*Text provided*.

So, in this slightly expanded radical behaviorism, Skinner would not
have declared mental arithmetic (or covert arithmetic, if you insist)
to be a mental way station, but rather just the covert links in a
behavioral chain that typically begins with an overt SD and ends with
an overt terminal response and overt reinforcement.
And this expanded radical behaviorism can incorporate the concepts
and issues Scott and Steve propose, some of which I will address in
the following sections.
Are
Geller’s Feelings Merely Skinner’s Epiphenomena?
Geller argues that social rewards (aka social reinforcers) make us
feel better, a worthwhile outcome in its own right; and I agree. He
further argues, “…, it’s likely that improving internal
person states [as a result of the social reinforcers] will have beneficial
indirect impact on desired behavior.” I agree with that, as
well, at least to some extent.
Empathy
As that most insightful of behavior analysts, Dale Carnegie, pointed
out, in his 1936 How to Win Friends and Influence People, you
win friends and influence people by being a source of social reinforcers
for them, though the process is not necessarily response contingent
social reinforcement. He said, we want to do things for people who
have made us happy, especially people who give us social reinforcers;
we want them to be happy and not sad. (Of course, he did not use our
terminology.)
Now it is easy for behavior analysts to interpret this concern for
those who are concerned for us as a simple quid-pro-quo, back-scratching,
reciprocal contingency, where the behavior is maintained by instrumental
learned reinforcers, where we must maintain the approval and concern
of the other person by reciprocating, because that other person is
instrumental in (necessary for) our obtaining our own reinforcers—a
self-centered concern for numero uno. And that certainly accounts
for many, if not most instances of our concern for those who have
been concerned for us and our concern for those who have followed
Carnegie’s advice to “shower us with lavish praise.”
But I think there is more.
The concern for those who have shown concern for us is also maintained
by empathetic reinforcers and empathetic aversive conditions. Their
well being makes us happy (is a reinforcer for us), and their problems
make us unhappy (are aversive conditions for us). We truly experience
empathy for those who provide us with social reinforcers. And, by
empathy, I mean we are concerned for their wellbeing, even when they
will not be instrumental in our own wellbeing, even when we will never,
ever see them again; our happiness is mirrored by theirs.
And, Carnegie thoughtfully argues for the importance of social-reinforcement-based
empathy (again, not his terminology) with many persuasive case studies
illustrating its crucial role in winning friends and influencing people.
In fact, Carnegie went way beyond a simplistic applied behavior analysis,
long before a simplistic applied behavior analysis had evolved.
The Fragility of
Empathy
But empathy can be fragile and transient, transient much like our
resolve to drive more safely just after we have seen a horrible highway
accident, transient much like the resolve of our clients to use performance
management after attending one of our inspirational OBM workshops.

*Data under study*.
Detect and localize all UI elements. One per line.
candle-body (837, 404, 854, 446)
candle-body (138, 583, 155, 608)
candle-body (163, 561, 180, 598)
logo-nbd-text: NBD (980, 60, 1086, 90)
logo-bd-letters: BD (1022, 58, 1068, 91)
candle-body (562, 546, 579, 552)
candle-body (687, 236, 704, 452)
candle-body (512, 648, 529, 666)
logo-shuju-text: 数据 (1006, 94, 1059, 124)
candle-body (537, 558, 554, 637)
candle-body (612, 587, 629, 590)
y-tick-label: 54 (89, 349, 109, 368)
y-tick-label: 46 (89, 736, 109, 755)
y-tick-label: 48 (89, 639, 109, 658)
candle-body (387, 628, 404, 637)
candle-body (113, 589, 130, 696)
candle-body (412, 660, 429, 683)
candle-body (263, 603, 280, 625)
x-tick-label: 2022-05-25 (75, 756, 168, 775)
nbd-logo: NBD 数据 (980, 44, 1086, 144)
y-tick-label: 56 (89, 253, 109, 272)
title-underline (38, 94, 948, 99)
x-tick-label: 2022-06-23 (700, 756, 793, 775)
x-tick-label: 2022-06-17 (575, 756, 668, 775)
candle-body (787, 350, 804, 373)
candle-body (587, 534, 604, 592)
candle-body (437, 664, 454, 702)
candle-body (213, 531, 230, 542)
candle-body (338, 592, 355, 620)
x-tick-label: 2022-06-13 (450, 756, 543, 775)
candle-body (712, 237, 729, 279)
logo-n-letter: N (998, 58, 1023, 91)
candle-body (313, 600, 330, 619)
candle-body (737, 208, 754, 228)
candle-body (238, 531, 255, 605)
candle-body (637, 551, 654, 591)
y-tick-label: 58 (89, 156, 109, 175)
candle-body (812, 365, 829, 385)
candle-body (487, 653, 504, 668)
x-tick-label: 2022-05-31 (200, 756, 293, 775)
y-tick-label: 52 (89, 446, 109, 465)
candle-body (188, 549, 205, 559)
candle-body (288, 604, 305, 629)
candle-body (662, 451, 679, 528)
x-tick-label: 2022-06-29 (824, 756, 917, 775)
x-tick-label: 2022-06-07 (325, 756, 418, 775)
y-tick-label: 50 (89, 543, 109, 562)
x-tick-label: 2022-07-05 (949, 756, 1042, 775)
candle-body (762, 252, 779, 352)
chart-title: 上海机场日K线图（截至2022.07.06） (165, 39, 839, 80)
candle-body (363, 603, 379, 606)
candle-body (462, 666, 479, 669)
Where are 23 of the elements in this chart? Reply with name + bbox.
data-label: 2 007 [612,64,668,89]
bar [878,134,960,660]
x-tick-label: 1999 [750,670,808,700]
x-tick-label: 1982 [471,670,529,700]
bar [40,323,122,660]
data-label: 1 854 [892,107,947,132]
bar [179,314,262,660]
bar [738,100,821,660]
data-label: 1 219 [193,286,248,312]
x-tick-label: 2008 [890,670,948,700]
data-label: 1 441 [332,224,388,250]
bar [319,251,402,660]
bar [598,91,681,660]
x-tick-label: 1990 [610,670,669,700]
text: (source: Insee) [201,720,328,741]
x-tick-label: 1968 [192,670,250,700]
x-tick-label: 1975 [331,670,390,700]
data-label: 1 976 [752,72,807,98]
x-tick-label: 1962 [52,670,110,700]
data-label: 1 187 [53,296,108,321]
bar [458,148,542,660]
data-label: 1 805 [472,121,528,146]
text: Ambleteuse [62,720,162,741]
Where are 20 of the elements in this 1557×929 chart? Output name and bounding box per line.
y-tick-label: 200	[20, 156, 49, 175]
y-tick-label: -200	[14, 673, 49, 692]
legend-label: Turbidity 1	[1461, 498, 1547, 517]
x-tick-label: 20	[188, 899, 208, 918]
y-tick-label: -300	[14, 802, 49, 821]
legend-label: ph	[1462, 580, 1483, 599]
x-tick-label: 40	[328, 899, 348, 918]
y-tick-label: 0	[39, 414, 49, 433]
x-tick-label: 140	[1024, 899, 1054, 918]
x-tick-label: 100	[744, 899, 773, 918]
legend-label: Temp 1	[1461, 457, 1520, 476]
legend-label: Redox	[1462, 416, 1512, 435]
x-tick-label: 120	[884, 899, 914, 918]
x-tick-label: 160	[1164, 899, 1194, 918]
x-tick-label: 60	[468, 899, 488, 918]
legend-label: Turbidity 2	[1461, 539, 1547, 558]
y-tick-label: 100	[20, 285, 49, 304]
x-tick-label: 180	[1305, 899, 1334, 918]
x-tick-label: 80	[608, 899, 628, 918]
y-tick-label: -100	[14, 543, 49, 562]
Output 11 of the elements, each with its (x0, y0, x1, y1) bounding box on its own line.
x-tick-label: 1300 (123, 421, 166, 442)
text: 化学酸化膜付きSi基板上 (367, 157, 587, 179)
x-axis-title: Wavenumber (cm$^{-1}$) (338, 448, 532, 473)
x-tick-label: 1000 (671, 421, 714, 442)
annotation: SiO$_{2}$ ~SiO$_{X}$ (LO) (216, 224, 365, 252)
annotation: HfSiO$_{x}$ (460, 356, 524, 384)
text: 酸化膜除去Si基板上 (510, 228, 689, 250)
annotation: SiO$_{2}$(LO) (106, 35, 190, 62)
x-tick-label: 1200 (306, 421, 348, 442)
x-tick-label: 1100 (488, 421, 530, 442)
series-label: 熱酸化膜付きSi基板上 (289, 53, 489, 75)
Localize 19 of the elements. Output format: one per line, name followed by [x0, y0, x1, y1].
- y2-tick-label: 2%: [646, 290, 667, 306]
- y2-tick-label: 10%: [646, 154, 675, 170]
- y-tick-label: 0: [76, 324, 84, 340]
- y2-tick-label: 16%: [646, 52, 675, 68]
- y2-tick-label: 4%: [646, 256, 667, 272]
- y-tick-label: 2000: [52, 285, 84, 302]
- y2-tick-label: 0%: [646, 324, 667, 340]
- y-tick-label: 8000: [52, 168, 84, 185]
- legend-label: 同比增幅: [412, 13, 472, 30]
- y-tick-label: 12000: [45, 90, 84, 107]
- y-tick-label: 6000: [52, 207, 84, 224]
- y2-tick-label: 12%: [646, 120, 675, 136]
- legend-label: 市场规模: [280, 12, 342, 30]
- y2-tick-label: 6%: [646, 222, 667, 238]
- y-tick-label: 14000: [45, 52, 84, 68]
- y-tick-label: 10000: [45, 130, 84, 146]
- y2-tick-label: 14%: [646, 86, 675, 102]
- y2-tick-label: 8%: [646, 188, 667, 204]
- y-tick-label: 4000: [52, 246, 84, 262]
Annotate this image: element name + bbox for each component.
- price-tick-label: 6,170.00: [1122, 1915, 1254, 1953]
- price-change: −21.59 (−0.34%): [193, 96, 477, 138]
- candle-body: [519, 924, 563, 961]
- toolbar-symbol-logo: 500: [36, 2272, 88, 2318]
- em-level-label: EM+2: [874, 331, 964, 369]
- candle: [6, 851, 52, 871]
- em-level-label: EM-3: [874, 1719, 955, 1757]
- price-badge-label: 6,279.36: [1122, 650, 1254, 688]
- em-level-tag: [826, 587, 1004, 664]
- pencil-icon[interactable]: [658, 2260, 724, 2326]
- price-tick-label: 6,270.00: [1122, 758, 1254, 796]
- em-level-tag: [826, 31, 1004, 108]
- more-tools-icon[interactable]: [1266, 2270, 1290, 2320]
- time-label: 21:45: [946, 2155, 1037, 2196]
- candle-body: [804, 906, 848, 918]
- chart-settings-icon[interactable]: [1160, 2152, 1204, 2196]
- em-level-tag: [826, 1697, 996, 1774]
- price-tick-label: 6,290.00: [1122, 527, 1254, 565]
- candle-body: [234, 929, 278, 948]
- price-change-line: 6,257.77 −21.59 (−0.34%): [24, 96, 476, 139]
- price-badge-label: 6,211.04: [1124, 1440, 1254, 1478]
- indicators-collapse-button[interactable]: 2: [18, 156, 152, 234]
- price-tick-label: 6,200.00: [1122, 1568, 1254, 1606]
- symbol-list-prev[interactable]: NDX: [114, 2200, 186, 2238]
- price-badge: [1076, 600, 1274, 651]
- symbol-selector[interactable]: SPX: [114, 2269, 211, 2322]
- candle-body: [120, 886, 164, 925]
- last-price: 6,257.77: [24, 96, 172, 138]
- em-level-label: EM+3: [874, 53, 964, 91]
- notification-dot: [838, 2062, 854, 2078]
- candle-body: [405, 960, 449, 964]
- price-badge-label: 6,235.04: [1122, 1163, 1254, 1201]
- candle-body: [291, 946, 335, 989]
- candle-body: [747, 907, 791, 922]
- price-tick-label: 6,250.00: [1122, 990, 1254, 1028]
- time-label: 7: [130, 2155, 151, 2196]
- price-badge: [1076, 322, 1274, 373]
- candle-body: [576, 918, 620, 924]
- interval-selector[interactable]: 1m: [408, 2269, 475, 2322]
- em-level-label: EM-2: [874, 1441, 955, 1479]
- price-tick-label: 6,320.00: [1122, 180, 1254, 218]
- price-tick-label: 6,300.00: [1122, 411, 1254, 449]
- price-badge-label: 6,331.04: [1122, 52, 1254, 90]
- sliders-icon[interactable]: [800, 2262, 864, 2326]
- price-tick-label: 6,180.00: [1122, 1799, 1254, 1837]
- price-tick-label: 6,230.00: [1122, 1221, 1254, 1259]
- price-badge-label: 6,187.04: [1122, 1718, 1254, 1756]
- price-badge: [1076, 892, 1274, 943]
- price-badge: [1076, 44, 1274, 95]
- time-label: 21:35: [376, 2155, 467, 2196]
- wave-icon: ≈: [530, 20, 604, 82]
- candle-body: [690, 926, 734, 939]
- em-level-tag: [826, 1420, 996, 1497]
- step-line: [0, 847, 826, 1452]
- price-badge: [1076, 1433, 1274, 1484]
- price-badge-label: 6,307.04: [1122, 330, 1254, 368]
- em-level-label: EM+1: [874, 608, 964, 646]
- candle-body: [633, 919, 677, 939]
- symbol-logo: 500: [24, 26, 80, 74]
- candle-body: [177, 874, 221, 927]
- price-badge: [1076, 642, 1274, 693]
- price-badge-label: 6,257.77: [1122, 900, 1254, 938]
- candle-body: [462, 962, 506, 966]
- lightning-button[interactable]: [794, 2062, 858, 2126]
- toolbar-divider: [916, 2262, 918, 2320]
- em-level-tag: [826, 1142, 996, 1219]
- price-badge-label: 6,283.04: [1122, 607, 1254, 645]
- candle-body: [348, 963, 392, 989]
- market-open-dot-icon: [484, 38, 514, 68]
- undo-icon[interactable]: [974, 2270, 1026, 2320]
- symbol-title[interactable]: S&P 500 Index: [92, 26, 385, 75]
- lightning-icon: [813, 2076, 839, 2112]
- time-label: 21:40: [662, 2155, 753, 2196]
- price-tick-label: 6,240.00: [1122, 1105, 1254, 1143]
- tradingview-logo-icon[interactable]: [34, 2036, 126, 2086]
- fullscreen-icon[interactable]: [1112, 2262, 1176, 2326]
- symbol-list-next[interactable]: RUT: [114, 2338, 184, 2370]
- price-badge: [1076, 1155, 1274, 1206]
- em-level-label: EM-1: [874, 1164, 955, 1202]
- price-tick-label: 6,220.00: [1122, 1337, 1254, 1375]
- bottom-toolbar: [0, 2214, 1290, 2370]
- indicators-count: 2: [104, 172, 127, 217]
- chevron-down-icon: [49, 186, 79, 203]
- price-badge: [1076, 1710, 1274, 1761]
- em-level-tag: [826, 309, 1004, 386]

*Parts of the exercise*.
- a) Based on the passage on empathy, decide whether each statement below agrees with the passage. Answer yes or no for each, and quote the deciding words of the passage exactly. (i) Carnegie's How to Win Friends and Influence People dates from 1936. (ii) The author regards empathy as stable and lasting. (iii) Carnegie used the terminology of behavior analysts.
- b) Reproduce the part of the passage on empathy that lies between "to be a mental" and "the following sections.", inclusive.

*Answers in order*.
- a)
(i) Yes: "his 1936 How to Win Friends and Influence People"
(ii) No: "empathy can be fragile and transient"
(iii) No: "Of course, he did not use our terminology."

- b)
to be a mental way station, but rather just the covert links in a
behavioral chain that typically begins with an overt SD and ends with
an overt terminal response and overt reinforcement.
And this expanded radical behaviorism can incorporate the concepts
and issues Scott and Steve propose, some of which I will address in
the following sections.